_Record extracts_:
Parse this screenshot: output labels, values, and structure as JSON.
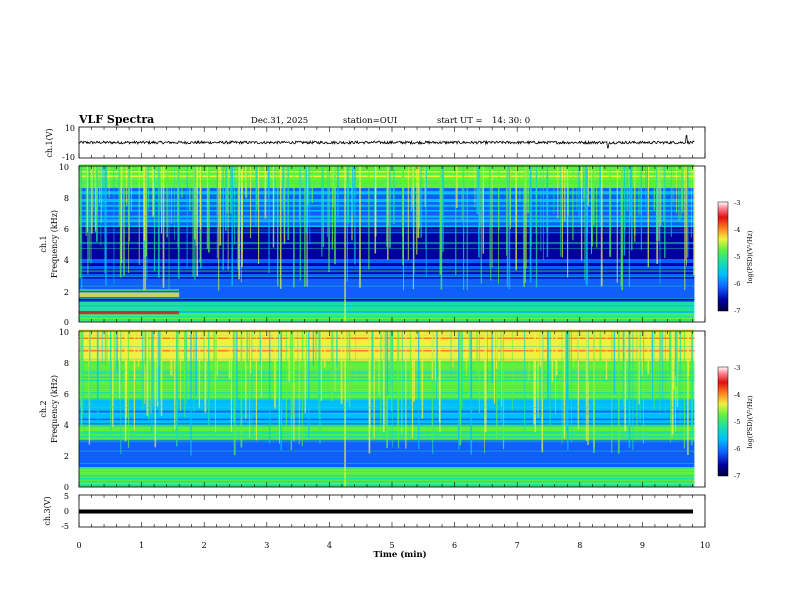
{
  "header": {
    "title": "VLF Spectra",
    "date": "Dec.31, 2025",
    "station": "station=OUI",
    "start_label": "start  UT =",
    "start_time": "14: 30: 0"
  },
  "chart_data": [
    {
      "id": "ch1-waveform",
      "type": "line",
      "ylabel": "ch.1(V)",
      "ylim": [
        -10,
        10
      ],
      "yticks": [
        "10",
        "-10"
      ],
      "description_values": {
        "baseline": 0,
        "typical_amplitude": 1.5
      }
    },
    {
      "id": "ch1-spectrogram",
      "type": "heatmap",
      "title": "",
      "ylabel_line1": "ch.1",
      "ylabel_line2": "Frequency  (kHz)",
      "ylim": [
        0,
        10
      ],
      "yticks": [
        "0",
        "2",
        "4",
        "6",
        "8",
        "10"
      ],
      "colorbar": {
        "label": "log(PSD)(V²/Hz)",
        "range": [
          -7,
          -3
        ],
        "ticks": [
          "-3",
          "-4",
          "-5",
          "-6",
          "-7"
        ]
      }
    },
    {
      "id": "ch2-spectrogram",
      "type": "heatmap",
      "ylabel_line1": "ch.2",
      "ylabel_line2": "Frequency  (kHz)",
      "ylim": [
        0,
        10
      ],
      "yticks": [
        "0",
        "2",
        "4",
        "6",
        "8",
        "10"
      ],
      "colorbar": {
        "label": "log(PSD)(V²/Hz)",
        "range": [
          -7,
          -3
        ],
        "ticks": [
          "-3",
          "-4",
          "-5",
          "-6",
          "-7"
        ]
      }
    },
    {
      "id": "ch3-waveform",
      "type": "line",
      "ylabel": "ch.3(V)",
      "ylim": [
        -5,
        5
      ],
      "yticks": [
        "5",
        "0",
        "-5"
      ],
      "description_values": {
        "baseline": 0
      }
    }
  ],
  "xaxis": {
    "label": "Time  (min)",
    "range": [
      0,
      10
    ],
    "ticks": [
      "0",
      "1",
      "2",
      "3",
      "4",
      "5",
      "6",
      "7",
      "8",
      "9",
      "10"
    ]
  },
  "colors": {
    "colormap": [
      "#000040",
      "#0000a0",
      "#1060ff",
      "#00c0ff",
      "#20e0a0",
      "#60f040",
      "#f0f040",
      "#ff8020",
      "#e01010",
      "#ff8090",
      "#ffffff"
    ]
  }
}
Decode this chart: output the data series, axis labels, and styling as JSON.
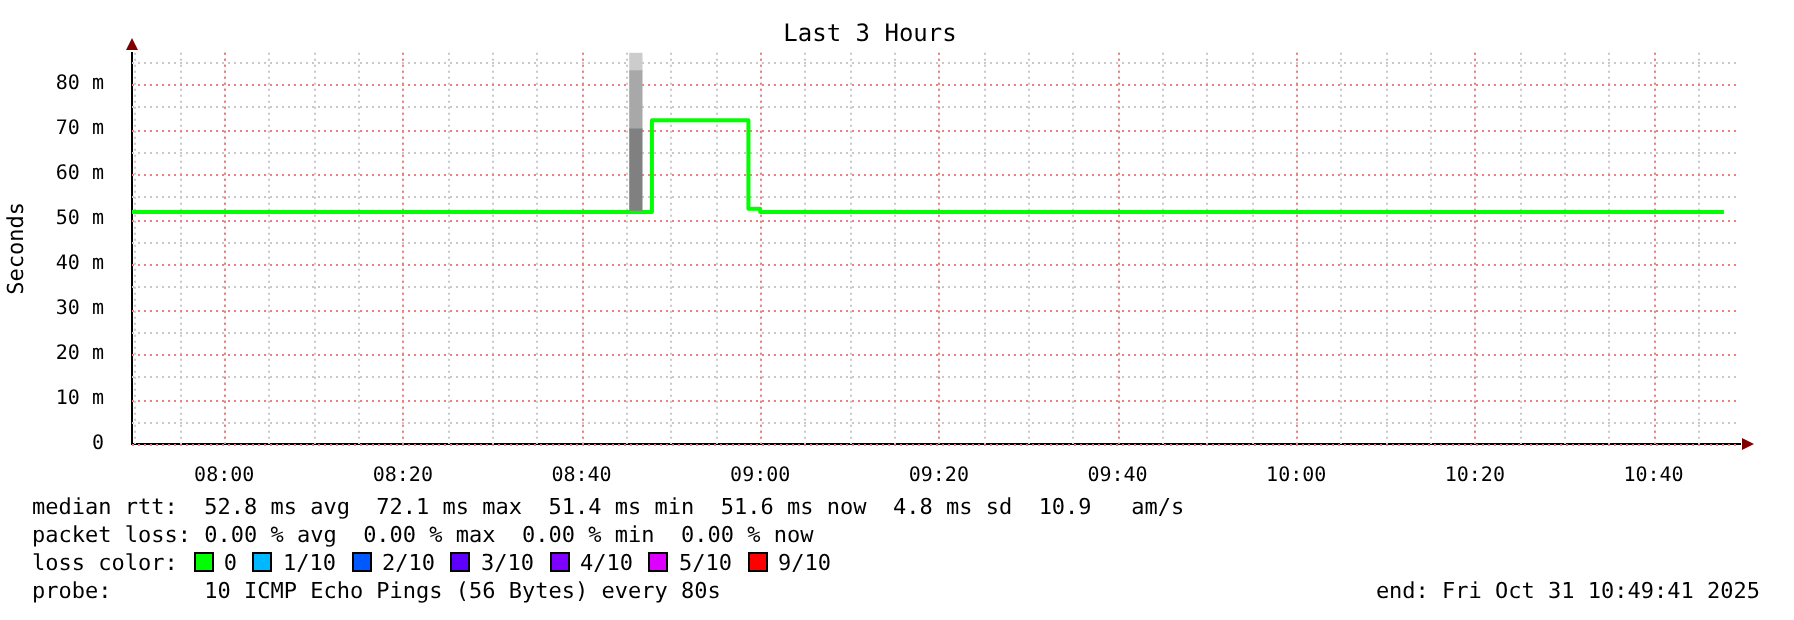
{
  "chart_data": {
    "type": "step",
    "title": "Last 3 Hours",
    "ylabel": "Seconds",
    "xlim": [
      7.828,
      10.828
    ],
    "xticks": [
      {
        "value": 8,
        "label": "08:00"
      },
      {
        "value": 8.3333,
        "label": "08:20"
      },
      {
        "value": 8.6667,
        "label": "08:40"
      },
      {
        "value": 9,
        "label": "09:00"
      },
      {
        "value": 9.3333,
        "label": "09:20"
      },
      {
        "value": 9.6667,
        "label": "09:40"
      },
      {
        "value": 10,
        "label": "10:00"
      },
      {
        "value": 10.3333,
        "label": "10:20"
      },
      {
        "value": 10.6667,
        "label": "10:40"
      }
    ],
    "ylim": [
      0,
      87
    ],
    "yticks": [
      {
        "value": 0,
        "label": "0"
      },
      {
        "value": 10,
        "label": "10 m"
      },
      {
        "value": 20,
        "label": "20 m"
      },
      {
        "value": 30,
        "label": "30 m"
      },
      {
        "value": 40,
        "label": "40 m"
      },
      {
        "value": 50,
        "label": "50 m"
      },
      {
        "value": 60,
        "label": "60 m"
      },
      {
        "value": 70,
        "label": "70 m"
      },
      {
        "value": 80,
        "label": "80 m"
      }
    ],
    "grid": true,
    "legend": false,
    "marker": "none",
    "line_style": "solid",
    "series": [
      {
        "type": "bar",
        "color": "#808080",
        "x": [
          8.768
        ],
        "base": [
          52
        ],
        "values": [
          18
        ]
      },
      {
        "type": "bar",
        "color": "#a8a8a8",
        "x": [
          8.768
        ],
        "base": [
          70
        ],
        "values": [
          13
        ]
      },
      {
        "type": "bar",
        "color": "#cccccc",
        "x": [
          8.768
        ],
        "base": [
          83
        ],
        "values": [
          4
        ]
      },
      {
        "color": "#00ff00",
        "x": [
          7.828,
          8.798,
          8.978,
          9.0,
          10.798
        ],
        "values": [
          51.6,
          72,
          52.3,
          51.6,
          51.6
        ]
      }
    ],
    "annotations": [
      "median rtt:  52.8 ms avg  72.1 ms max  51.4 ms min  51.6 ms now  4.8 ms sd  10.9   am/s",
      "packet loss: 0.00 % avg  0.00 % max  0.00 % min  0.00 % now",
      "loss color:",
      "0",
      "1/10",
      "2/10",
      "3/10",
      "4/10",
      "5/10",
      "9/10",
      "probe:       10 ICMP Echo Pings (56 Bytes) every 80s",
      "end: Fri Oct 31 10:49:41 2025"
    ]
  }
}
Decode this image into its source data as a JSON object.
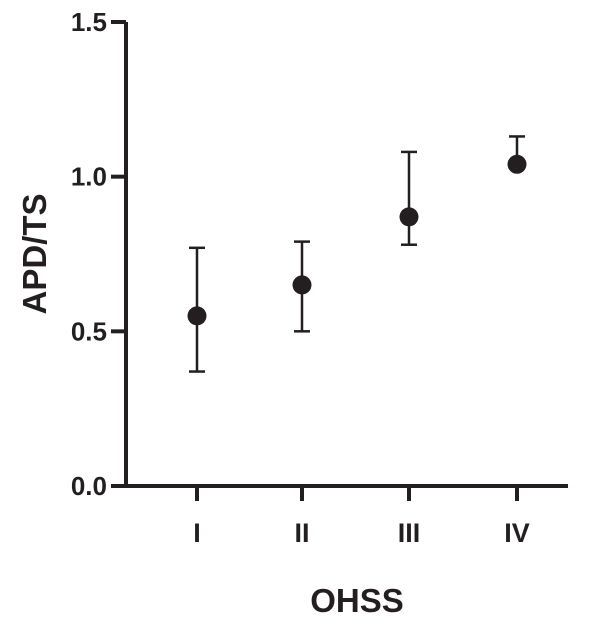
{
  "chart_data": {
    "type": "scatter",
    "title": "",
    "xlabel": "OHSS",
    "ylabel": "APD/TS",
    "categories": [
      "I",
      "II",
      "III",
      "IV"
    ],
    "ylim": [
      0.0,
      1.5
    ],
    "yticks": [
      "0.0",
      "0.5",
      "1.0",
      "1.5"
    ],
    "grid": false,
    "legend": "none",
    "series": [
      {
        "values": [
          0.55,
          0.65,
          0.87,
          1.04
        ],
        "error_low": [
          0.37,
          0.5,
          0.78,
          1.04
        ],
        "error_high": [
          0.77,
          0.79,
          1.08,
          1.13
        ]
      }
    ]
  },
  "colors": {
    "ink": "#231f20"
  }
}
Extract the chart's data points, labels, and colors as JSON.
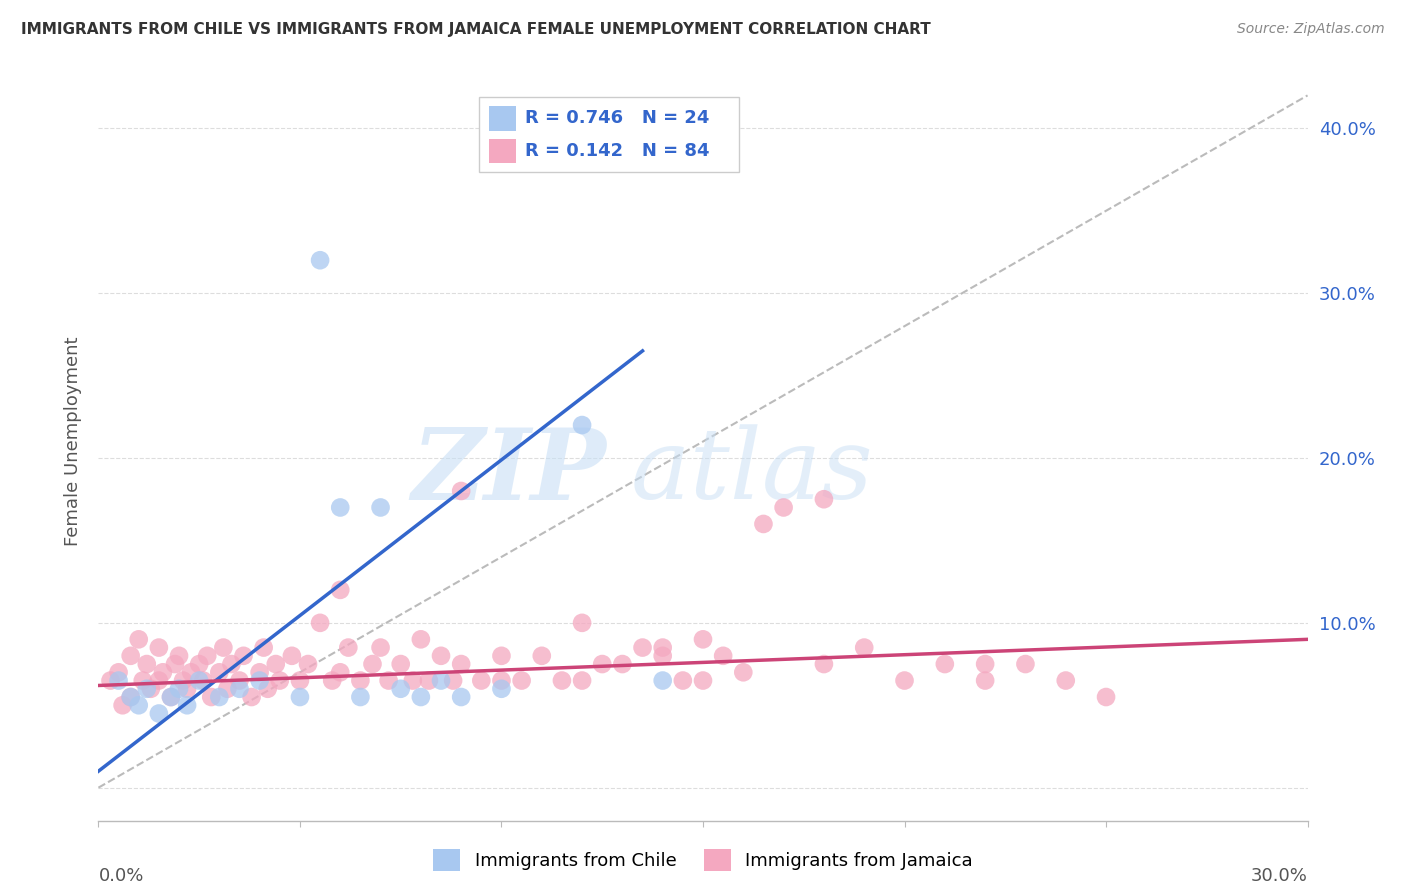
{
  "title": "IMMIGRANTS FROM CHILE VS IMMIGRANTS FROM JAMAICA FEMALE UNEMPLOYMENT CORRELATION CHART",
  "source": "Source: ZipAtlas.com",
  "ylabel": "Female Unemployment",
  "xlim": [
    0.0,
    0.3
  ],
  "ylim": [
    -0.02,
    0.44
  ],
  "yticks": [
    0.0,
    0.1,
    0.2,
    0.3,
    0.4
  ],
  "ytick_labels": [
    "",
    "10.0%",
    "20.0%",
    "30.0%",
    "40.0%"
  ],
  "chile_R": 0.746,
  "chile_N": 24,
  "jamaica_R": 0.142,
  "jamaica_N": 84,
  "chile_color": "#a8c8f0",
  "jamaica_color": "#f4a8c0",
  "chile_line_color": "#3366cc",
  "jamaica_line_color": "#cc4477",
  "ref_line_color": "#bbbbbb",
  "background_color": "#ffffff",
  "grid_color": "#dddddd",
  "watermark_zip": "ZIP",
  "watermark_atlas": "atlas",
  "chile_line_x": [
    0.0,
    0.135
  ],
  "chile_line_y": [
    0.01,
    0.265
  ],
  "jamaica_line_x": [
    0.0,
    0.3
  ],
  "jamaica_line_y": [
    0.062,
    0.09
  ],
  "ref_line_x": [
    0.0,
    0.3
  ],
  "ref_line_y": [
    0.0,
    0.42
  ],
  "chile_scatter_x": [
    0.005,
    0.008,
    0.01,
    0.012,
    0.015,
    0.018,
    0.02,
    0.022,
    0.025,
    0.03,
    0.035,
    0.04,
    0.05,
    0.055,
    0.06,
    0.065,
    0.07,
    0.075,
    0.08,
    0.085,
    0.09,
    0.1,
    0.12,
    0.14
  ],
  "chile_scatter_y": [
    0.065,
    0.055,
    0.05,
    0.06,
    0.045,
    0.055,
    0.06,
    0.05,
    0.065,
    0.055,
    0.06,
    0.065,
    0.055,
    0.32,
    0.17,
    0.055,
    0.17,
    0.06,
    0.055,
    0.065,
    0.055,
    0.06,
    0.22,
    0.065
  ],
  "jamaica_scatter_x": [
    0.003,
    0.005,
    0.006,
    0.008,
    0.008,
    0.01,
    0.011,
    0.012,
    0.013,
    0.015,
    0.015,
    0.016,
    0.018,
    0.019,
    0.02,
    0.021,
    0.022,
    0.023,
    0.025,
    0.026,
    0.027,
    0.028,
    0.03,
    0.031,
    0.032,
    0.033,
    0.035,
    0.036,
    0.038,
    0.04,
    0.041,
    0.042,
    0.044,
    0.045,
    0.048,
    0.05,
    0.052,
    0.055,
    0.058,
    0.06,
    0.062,
    0.065,
    0.068,
    0.07,
    0.072,
    0.075,
    0.078,
    0.08,
    0.082,
    0.085,
    0.088,
    0.09,
    0.095,
    0.1,
    0.105,
    0.11,
    0.115,
    0.12,
    0.125,
    0.13,
    0.135,
    0.14,
    0.145,
    0.15,
    0.155,
    0.16,
    0.165,
    0.17,
    0.18,
    0.19,
    0.2,
    0.21,
    0.22,
    0.23,
    0.24,
    0.25,
    0.06,
    0.09,
    0.12,
    0.15,
    0.18,
    0.22,
    0.1,
    0.14
  ],
  "jamaica_scatter_y": [
    0.065,
    0.07,
    0.05,
    0.08,
    0.055,
    0.09,
    0.065,
    0.075,
    0.06,
    0.085,
    0.065,
    0.07,
    0.055,
    0.075,
    0.08,
    0.065,
    0.06,
    0.07,
    0.075,
    0.065,
    0.08,
    0.055,
    0.07,
    0.085,
    0.06,
    0.075,
    0.065,
    0.08,
    0.055,
    0.07,
    0.085,
    0.06,
    0.075,
    0.065,
    0.08,
    0.065,
    0.075,
    0.1,
    0.065,
    0.07,
    0.085,
    0.065,
    0.075,
    0.085,
    0.065,
    0.075,
    0.065,
    0.09,
    0.065,
    0.08,
    0.065,
    0.075,
    0.065,
    0.08,
    0.065,
    0.08,
    0.065,
    0.065,
    0.075,
    0.075,
    0.085,
    0.085,
    0.065,
    0.065,
    0.08,
    0.07,
    0.16,
    0.17,
    0.075,
    0.085,
    0.065,
    0.075,
    0.065,
    0.075,
    0.065,
    0.055,
    0.12,
    0.18,
    0.1,
    0.09,
    0.175,
    0.075,
    0.065,
    0.08
  ]
}
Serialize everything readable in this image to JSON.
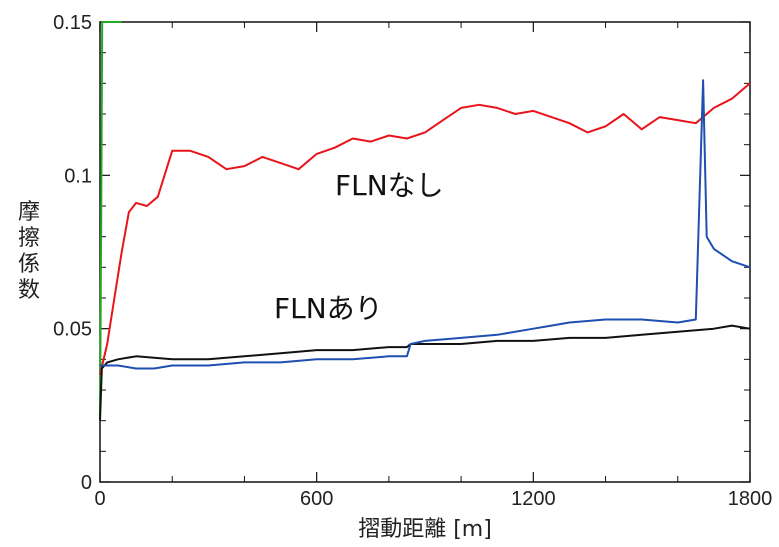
{
  "chart_data": {
    "type": "line",
    "xlabel": "摺動距離 [m]",
    "ylabel": "摩擦係数",
    "xlim": [
      0,
      1800
    ],
    "ylim": [
      0,
      0.15
    ],
    "x_ticks": [
      "0",
      "600",
      "1200",
      "1800"
    ],
    "y_ticks": [
      "0",
      "0.05",
      "0.1",
      "0.15"
    ],
    "grid": false,
    "annotations": [
      "FLNなし",
      "FLNあり"
    ],
    "colors": {
      "red": "#e8141b",
      "blue": "#1f4fb0",
      "black": "#111111",
      "green": "#22aa22"
    },
    "series": [
      {
        "color": "red",
        "x": [
          0,
          20,
          40,
          60,
          80,
          100,
          130,
          160,
          200,
          250,
          300,
          350,
          400,
          450,
          500,
          550,
          600,
          650,
          700,
          750,
          800,
          850,
          900,
          950,
          1000,
          1050,
          1100,
          1150,
          1200,
          1250,
          1300,
          1350,
          1400,
          1450,
          1500,
          1550,
          1600,
          1650,
          1700,
          1750,
          1800
        ],
        "y": [
          0.035,
          0.045,
          0.06,
          0.075,
          0.088,
          0.091,
          0.09,
          0.093,
          0.108,
          0.108,
          0.106,
          0.102,
          0.103,
          0.106,
          0.104,
          0.102,
          0.107,
          0.109,
          0.112,
          0.111,
          0.113,
          0.112,
          0.114,
          0.118,
          0.122,
          0.123,
          0.122,
          0.12,
          0.121,
          0.119,
          0.117,
          0.114,
          0.116,
          0.12,
          0.115,
          0.119,
          0.118,
          0.117,
          0.122,
          0.125,
          0.13
        ]
      },
      {
        "color": "blue",
        "x": [
          0,
          50,
          100,
          150,
          200,
          300,
          400,
          500,
          600,
          700,
          800,
          850,
          860,
          900,
          1000,
          1100,
          1200,
          1250,
          1300,
          1400,
          1500,
          1600,
          1650,
          1670,
          1680,
          1700,
          1750,
          1800
        ],
        "y": [
          0.038,
          0.038,
          0.037,
          0.037,
          0.038,
          0.038,
          0.039,
          0.039,
          0.04,
          0.04,
          0.041,
          0.041,
          0.045,
          0.046,
          0.047,
          0.048,
          0.05,
          0.051,
          0.052,
          0.053,
          0.053,
          0.052,
          0.053,
          0.131,
          0.08,
          0.076,
          0.072,
          0.07
        ]
      },
      {
        "color": "black",
        "x": [
          0,
          5,
          20,
          50,
          100,
          200,
          300,
          400,
          500,
          600,
          700,
          800,
          850,
          860,
          900,
          1000,
          1100,
          1200,
          1300,
          1400,
          1500,
          1600,
          1700,
          1750,
          1800
        ],
        "y": [
          0.02,
          0.037,
          0.039,
          0.04,
          0.041,
          0.04,
          0.04,
          0.041,
          0.042,
          0.043,
          0.043,
          0.044,
          0.044,
          0.045,
          0.045,
          0.045,
          0.046,
          0.046,
          0.047,
          0.047,
          0.048,
          0.049,
          0.05,
          0.051,
          0.05
        ]
      },
      {
        "color": "green",
        "x": [
          0,
          3,
          6,
          10,
          40,
          60
        ],
        "y": [
          0.02,
          0.08,
          0.15,
          0.15,
          0.15,
          0.15
        ]
      }
    ]
  }
}
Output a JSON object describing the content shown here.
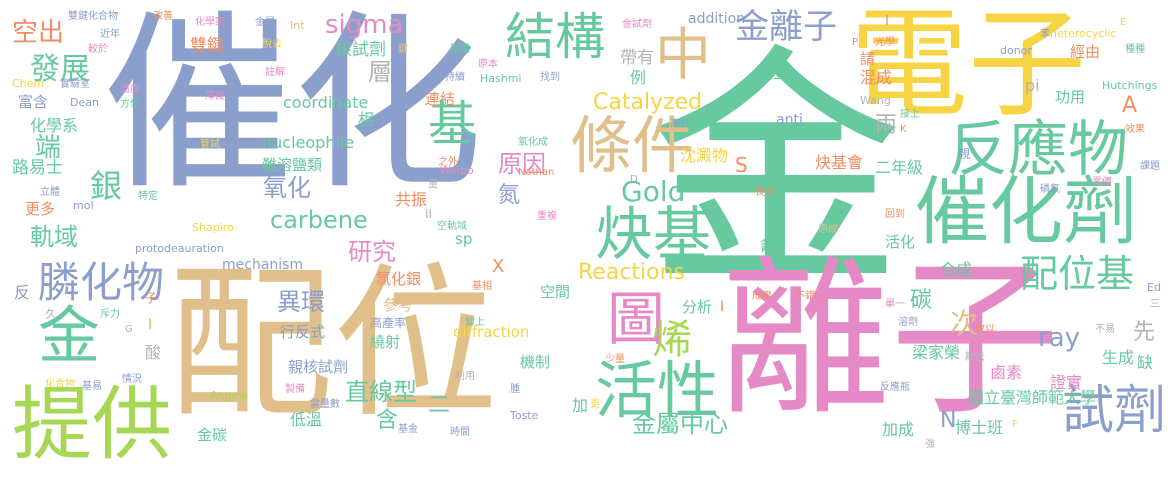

_Exercise directions_:
Locate all lines that include the word "source" and copy them out.

_Worked answer_:
Decode this image into its source data as a JSON object.
  "source": "Source: ZipAtlas.com",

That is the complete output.